WHAT YOU ARE ASKED TO DO:
Your task is to give the listing below back word for word, pictures excluded.

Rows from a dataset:
(begin)

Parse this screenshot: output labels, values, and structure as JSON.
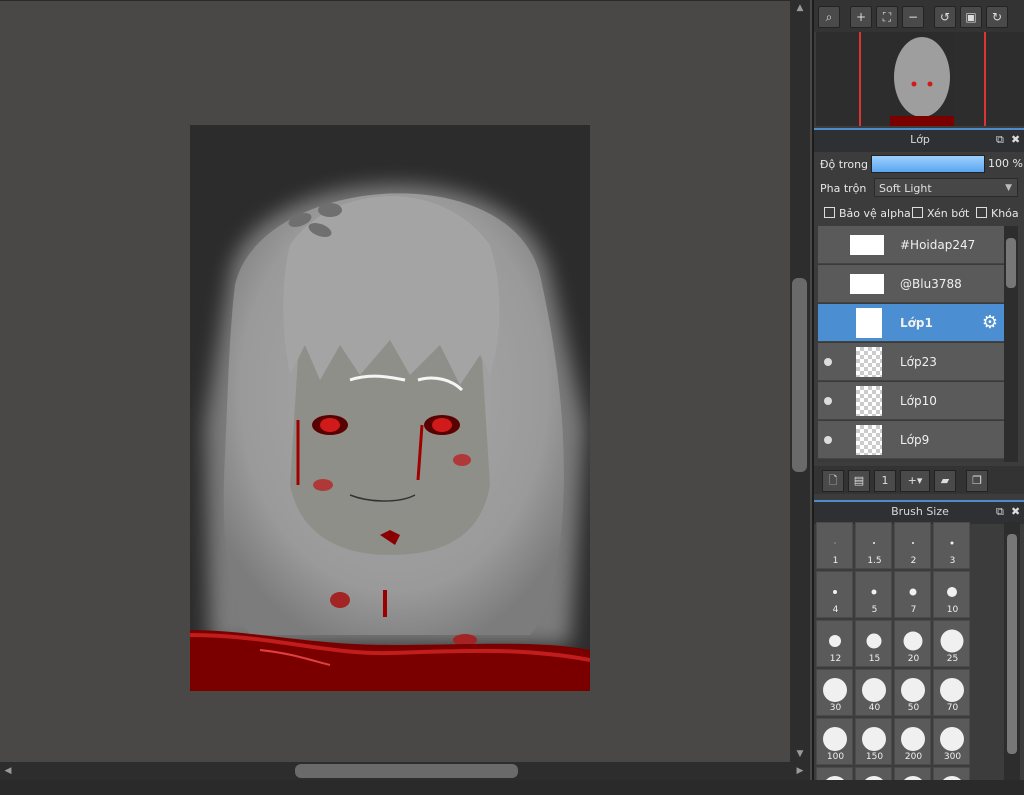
{
  "layer_panel": {
    "title": "Lớp",
    "opacity_label": "Độ trong",
    "opacity_value": "100 %",
    "blend_label": "Pha trộn",
    "blend_value": "Soft Light",
    "checkboxes": [
      "Bảo vệ alpha",
      "Xén bớt",
      "Khóa"
    ],
    "layers": [
      {
        "name": "#Hoidap247",
        "visible": false,
        "selected": false
      },
      {
        "name": "@Blu3788",
        "visible": false,
        "selected": false
      },
      {
        "name": "Lớp1",
        "visible": false,
        "selected": true
      },
      {
        "name": "Lớp23",
        "visible": true,
        "selected": false
      },
      {
        "name": "Lớp10",
        "visible": true,
        "selected": false
      },
      {
        "name": "Lớp9",
        "visible": true,
        "selected": false
      }
    ]
  },
  "brush_panel": {
    "title": "Brush Size",
    "sizes": [
      "1",
      "1.5",
      "2",
      "3",
      "4",
      "5",
      "7",
      "10",
      "12",
      "15",
      "20",
      "25",
      "30",
      "40",
      "50",
      "70",
      "100",
      "150",
      "200",
      "300"
    ]
  },
  "navigator": {
    "toolbar_icons": [
      "zoom-fit-icon",
      "zoom-in-icon",
      "fit-screen-icon",
      "zoom-out-icon",
      "rotate-left-icon",
      "actual-size-icon",
      "rotate-right-icon"
    ]
  },
  "colors": {
    "accent": "#4b8ed1",
    "opacity_bar": "#6ab4f5",
    "nav_marker": "#dd3333"
  }
}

(end)

SOLVED PROBLEM:
Parse this screenshot: output labels, values, and structure as JSON.
{
  "layer_panel": {
    "title": "Lớp",
    "opacity_label": "Độ trong",
    "opacity_value": "100 %",
    "blend_label": "Pha trộn",
    "blend_value": "Soft Light",
    "checkboxes": [
      "Bảo vệ alpha",
      "Xén bớt",
      "Khóa"
    ],
    "layers": [
      {
        "name": "#Hoidap247",
        "visible": false,
        "selected": false
      },
      {
        "name": "@Blu3788",
        "visible": false,
        "selected": false
      },
      {
        "name": "Lớp1",
        "visible": false,
        "selected": true
      },
      {
        "name": "Lớp23",
        "visible": true,
        "selected": false
      },
      {
        "name": "Lớp10",
        "visible": true,
        "selected": false
      },
      {
        "name": "Lớp9",
        "visible": true,
        "selected": false
      }
    ]
  },
  "brush_panel": {
    "title": "Brush Size",
    "sizes": [
      "1",
      "1.5",
      "2",
      "3",
      "4",
      "5",
      "7",
      "10",
      "12",
      "15",
      "20",
      "25",
      "30",
      "40",
      "50",
      "70",
      "100",
      "150",
      "200",
      "300"
    ]
  },
  "navigator": {
    "toolbar_icons": [
      "zoom-fit-icon",
      "zoom-in-icon",
      "fit-screen-icon",
      "zoom-out-icon",
      "rotate-left-icon",
      "actual-size-icon",
      "rotate-right-icon"
    ]
  },
  "colors": {
    "accent": "#4b8ed1",
    "opacity_bar": "#6ab4f5",
    "nav_marker": "#dd3333"
  }
}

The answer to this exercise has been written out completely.